- _Given request_
Copy the rows word for word, starting at the line that contains "card-notice-text: Your Equitas" and ending after the line that contains "headline-line-2: your account: [137, 113, 321, 142]".

- _Material for the task_

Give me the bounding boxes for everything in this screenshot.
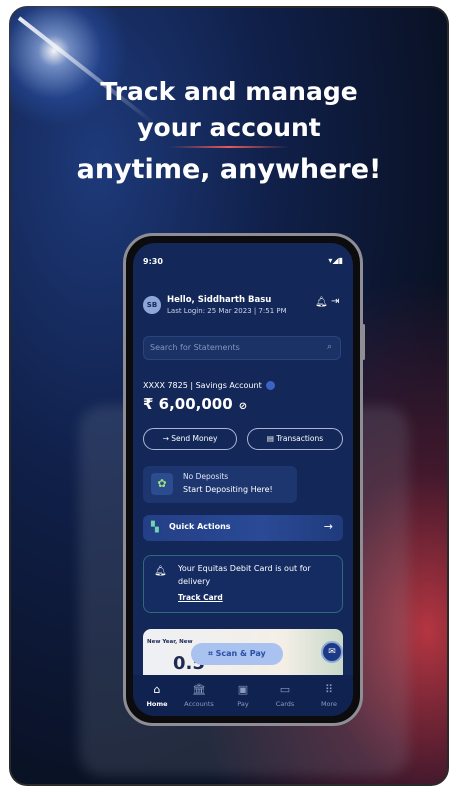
card-notice-text: Your Equitas Debit Card is out for deliv…: [178, 564, 311, 586]
card-icon: ▭: [279, 683, 291, 696]
nav-label: Cards: [275, 700, 295, 708]
headline-line-3: anytime, anywhere!: [76, 154, 382, 185]
scan-icon: ⌗: [208, 649, 216, 658]
nav-item-cards[interactable]: ▭ Cards: [265, 683, 305, 708]
nav-item-pay[interactable]: ▣ Pay: [223, 683, 263, 708]
plant-icon: ✿: [151, 473, 173, 495]
account-number: XXXX 7825 | Savings Account: [143, 381, 262, 390]
nav-item-more[interactable]: ⠿ More: [309, 683, 349, 708]
search-icon[interactable]: ⌕: [327, 342, 332, 352]
scan-pay-button[interactable]: ⌗ Scan & Pay: [191, 643, 283, 665]
balance-value: ₹ 6,00,000: [143, 395, 233, 413]
account-balance: ₹ 6,00,000 ⊘: [143, 395, 247, 413]
chat-icon[interactable]: ✉: [321, 641, 343, 663]
grid-icon: ▚: [151, 522, 159, 533]
pay-icon: ▣: [237, 683, 249, 696]
logout-icon[interactable]: ⇥: [331, 296, 339, 307]
app-screen: 9:30 ▾◢▮ SB Hello, Siddharth Basu Last L…: [133, 243, 353, 716]
send-money-button[interactable]: → Send Money: [143, 428, 237, 450]
status-time: 9:30: [143, 257, 163, 266]
search-input[interactable]: Search for Statements ⌕: [143, 336, 341, 360]
promo-headline: Track and manage your account anytime, a…: [9, 74, 449, 190]
deposit-title: No Deposits: [183, 472, 229, 481]
banner-text: New Year, New: [147, 639, 193, 645]
grid-icon: ⠿: [324, 683, 334, 696]
deposit-card[interactable]: ✿ No Deposits Start Depositing Here!: [143, 466, 297, 503]
bell-icon[interactable]: 🔔︎: [315, 297, 328, 308]
nav-label: More: [320, 700, 338, 708]
promo-frame: Track and manage your account anytime, a…: [9, 6, 449, 786]
bell-icon: 🔔︎: [154, 566, 167, 577]
avatar[interactable]: SB: [143, 296, 161, 314]
phone-mockup: 9:30 ▾◢▮ SB Hello, Siddharth Basu Last L…: [123, 233, 365, 726]
scan-pay-label: Scan & Pay: [215, 649, 266, 658]
status-icons: ▾◢▮: [328, 256, 343, 265]
headline-line-2: your account: [137, 113, 321, 142]
home-icon: ⌂: [153, 683, 161, 696]
headline-line-1: Track and manage: [100, 77, 358, 106]
quick-actions-button[interactable]: ▚ Quick Actions →: [143, 515, 343, 541]
last-login: Last Login: 25 Mar 2023 | 7:51 PM: [167, 307, 287, 315]
deposit-subtitle: Start Depositing Here!: [183, 485, 273, 494]
transactions-button[interactable]: ▤ Transactions: [247, 428, 343, 450]
greeting-row: SB Hello, Siddharth Basu Last Login: 25 …: [143, 293, 343, 319]
nav-label: Pay: [237, 700, 249, 708]
quick-actions-label: Quick Actions: [169, 522, 231, 531]
search-placeholder: Search for Statements: [150, 343, 240, 352]
greeting-name: Hello, Siddharth Basu: [167, 295, 272, 305]
nav-item-accounts[interactable]: 🏛 Accounts: [179, 683, 219, 708]
arrow-right-icon: →: [323, 520, 333, 533]
eye-slash-icon[interactable]: ⊘: [239, 401, 247, 412]
nav-item-home[interactable]: ⌂ Home: [137, 683, 177, 708]
nav-label: Home: [146, 700, 168, 708]
account-info-icon[interactable]: [265, 381, 275, 390]
track-card-link[interactable]: Track Card: [178, 593, 223, 602]
headline-underline: [169, 146, 289, 148]
nav-label: Accounts: [184, 700, 214, 708]
account-label: XXXX 7825 | Savings Account: [143, 381, 275, 390]
phone-side-button: [362, 324, 365, 360]
bottom-nav: ⌂ Home 🏛 Accounts ▣ Pay ▭ Cards ⠿ More: [133, 675, 353, 716]
bank-icon: 🏛: [192, 683, 206, 696]
card-delivery-notice: 🔔︎ Your Equitas Debit Card is out for de…: [143, 555, 343, 613]
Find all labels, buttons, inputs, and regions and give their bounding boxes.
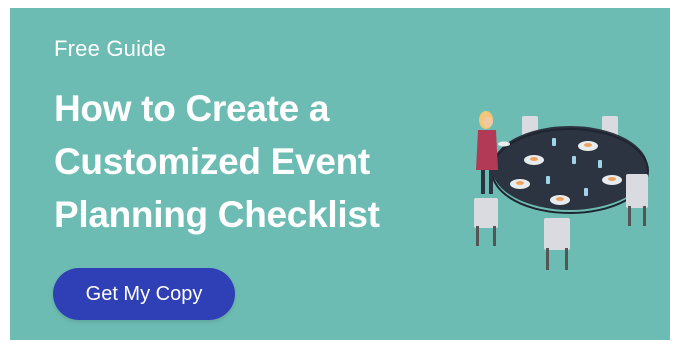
headline: How to Create a Customized Event Plannin… <box>54 82 454 241</box>
headline-line: How to Create a <box>54 88 330 129</box>
promo-banner[interactable]: Free Guide How to Create a Customized Ev… <box>10 8 670 340</box>
chair-icon <box>626 174 648 226</box>
chair-icon <box>474 198 498 246</box>
event-table-illustration-icon <box>474 111 649 270</box>
chair-icon <box>544 218 570 270</box>
eyebrow-label: Free Guide <box>54 36 167 61</box>
headline-line: Customized Event <box>54 141 370 182</box>
get-my-copy-button[interactable]: Get My Copy <box>53 268 235 320</box>
headline-line: Planning Checklist <box>54 194 380 235</box>
table-top <box>492 126 648 210</box>
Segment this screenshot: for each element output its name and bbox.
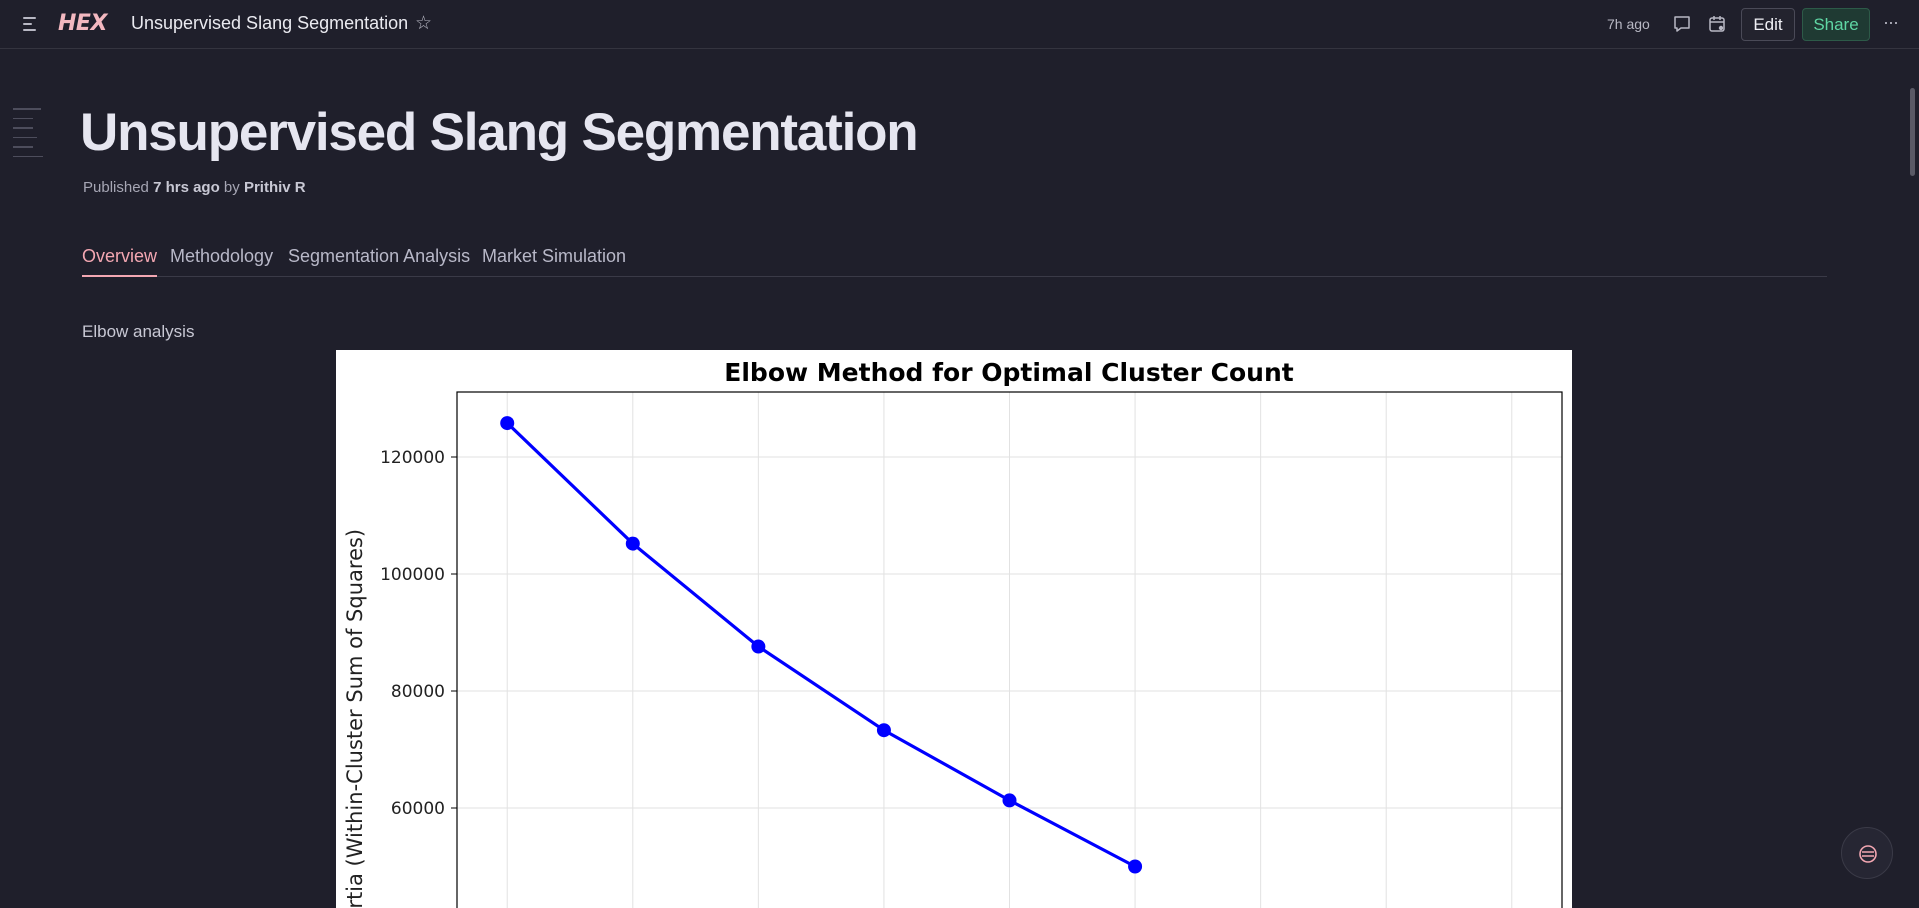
star-icon[interactable]: ☆ [415, 12, 432, 35]
edit-button[interactable]: Edit [1741, 8, 1795, 41]
author-name[interactable]: Prithiv R [244, 179, 306, 196]
tab-segmentation-analysis[interactable]: Segmentation Analysis [288, 246, 470, 275]
elbow-chart: 60000 80000 100000 120000 Elbow Method for … [336, 350, 1572, 908]
scrollbar[interactable] [1910, 88, 1915, 176]
last-updated: 7h ago [1607, 16, 1650, 32]
chart-svg: 60000 80000 100000 120000 Elbow Method for … [343, 358, 1563, 908]
outline-icon[interactable] [13, 108, 45, 165]
data-point [876, 723, 891, 738]
more-icon[interactable]: ··· [1883, 12, 1899, 33]
by-label: by [223, 179, 240, 196]
help-icon[interactable] [1841, 827, 1893, 879]
data-point [625, 536, 640, 551]
published-time: 7 hrs ago [153, 179, 220, 196]
tab-bar: Overview Methodology Segmentation Analys… [82, 246, 1827, 277]
hex-logo[interactable]: HEX [58, 11, 107, 36]
share-button[interactable]: Share [1802, 8, 1870, 41]
chart-title: Elbow Method for Optimal Cluster Count [724, 358, 1293, 387]
menu-icon[interactable] [20, 14, 40, 34]
y-tick-label: 60000 [391, 799, 445, 819]
data-point [1128, 859, 1143, 874]
tab-methodology[interactable]: Methodology [170, 246, 273, 275]
y-axis-label: Inertia (Within-Cluster Sum of Squares) [343, 529, 367, 908]
tab-overview[interactable]: Overview [82, 246, 158, 277]
comment-icon[interactable] [1672, 14, 1692, 34]
published-label: Published [83, 179, 149, 196]
y-tick-label: 120000 [380, 448, 445, 468]
calendar-icon[interactable] [1707, 14, 1727, 34]
section-label: Elbow analysis [82, 322, 195, 341]
data-point [751, 639, 766, 654]
top-bar: HEX Unsupervised Slang Segmentation ☆ 7h… [0, 0, 1919, 49]
data-point [1002, 793, 1017, 808]
publish-meta: Published 7 hrs ago by Prithiv R [83, 179, 306, 196]
y-tick-label: 100000 [380, 565, 445, 585]
data-point [500, 416, 515, 431]
page-title: Unsupervised Slang Segmentation [80, 103, 919, 162]
y-tick-label: 80000 [391, 682, 445, 702]
series-line [506, 421, 1136, 868]
tab-market-simulation[interactable]: Market Simulation [482, 246, 626, 275]
project-title: Unsupervised Slang Segmentation [131, 13, 409, 33]
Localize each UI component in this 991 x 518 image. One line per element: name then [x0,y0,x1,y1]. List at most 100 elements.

- _Solution for this task_
card-notice-text: Your Equitas Debit Card is out for deliv…: [178, 564, 311, 586]
card-icon: ▭: [279, 683, 291, 696]
nav-label: Cards: [275, 700, 295, 708]
headline-line-3: anytime, anywhere!: [76, 154, 382, 185]
scan-icon: ⌗: [208, 649, 216, 658]
nav-item-cards[interactable]: ▭ Cards: [265, 683, 305, 708]
nav-item-pay[interactable]: ▣ Pay: [223, 683, 263, 708]
plant-icon: ✿: [151, 473, 173, 495]
account-number: XXXX 7825 | Savings Account: [143, 381, 262, 390]
nav-item-more[interactable]: ⠿ More: [309, 683, 349, 708]
search-icon[interactable]: ⌕: [327, 342, 332, 352]
scan-pay-button[interactable]: ⌗ Scan & Pay: [191, 643, 283, 665]
balance-value: ₹ 6,00,000: [143, 395, 233, 413]
account-balance: ₹ 6,00,000 ⊘: [143, 395, 247, 413]
chat-icon[interactable]: ✉: [321, 641, 343, 663]
grid-icon: ▚: [151, 522, 159, 533]
pay-icon: ▣: [237, 683, 249, 696]
logout-icon[interactable]: ⇥: [331, 296, 339, 307]
app-screen: 9:30 ▾◢▮ SB Hello, Siddharth Basu Last L…: [133, 243, 353, 716]
send-money-button[interactable]: → Send Money: [143, 428, 237, 450]
status-time: 9:30: [143, 257, 163, 266]
search-input[interactable]: Search for Statements ⌕: [143, 336, 341, 360]
promo-headline: Track and manage your account anytime, a…: [9, 74, 449, 190]
deposit-title: No Deposits: [183, 472, 229, 481]
banner-text: New Year, New: [147, 639, 193, 645]
grid-icon: ⠿: [324, 683, 334, 696]
deposit-card[interactable]: ✿ No Deposits Start Depositing Here!: [143, 466, 297, 503]
bell-icon[interactable]: 🔔︎: [315, 297, 328, 308]
nav-label: More: [320, 700, 338, 708]
promo-frame: Track and manage your account anytime, a…: [9, 6, 449, 786]
bell-icon: 🔔︎: [154, 566, 167, 577]
avatar[interactable]: SB: [143, 296, 161, 314]
phone-mockup: 9:30 ▾◢▮ SB Hello, Siddharth Basu Last L…: [123, 233, 365, 726]
scan-pay-label: Scan & Pay: [215, 649, 266, 658]
status-icons: ▾◢▮: [328, 256, 343, 265]
headline-line-2: your account: [137, 113, 321, 142]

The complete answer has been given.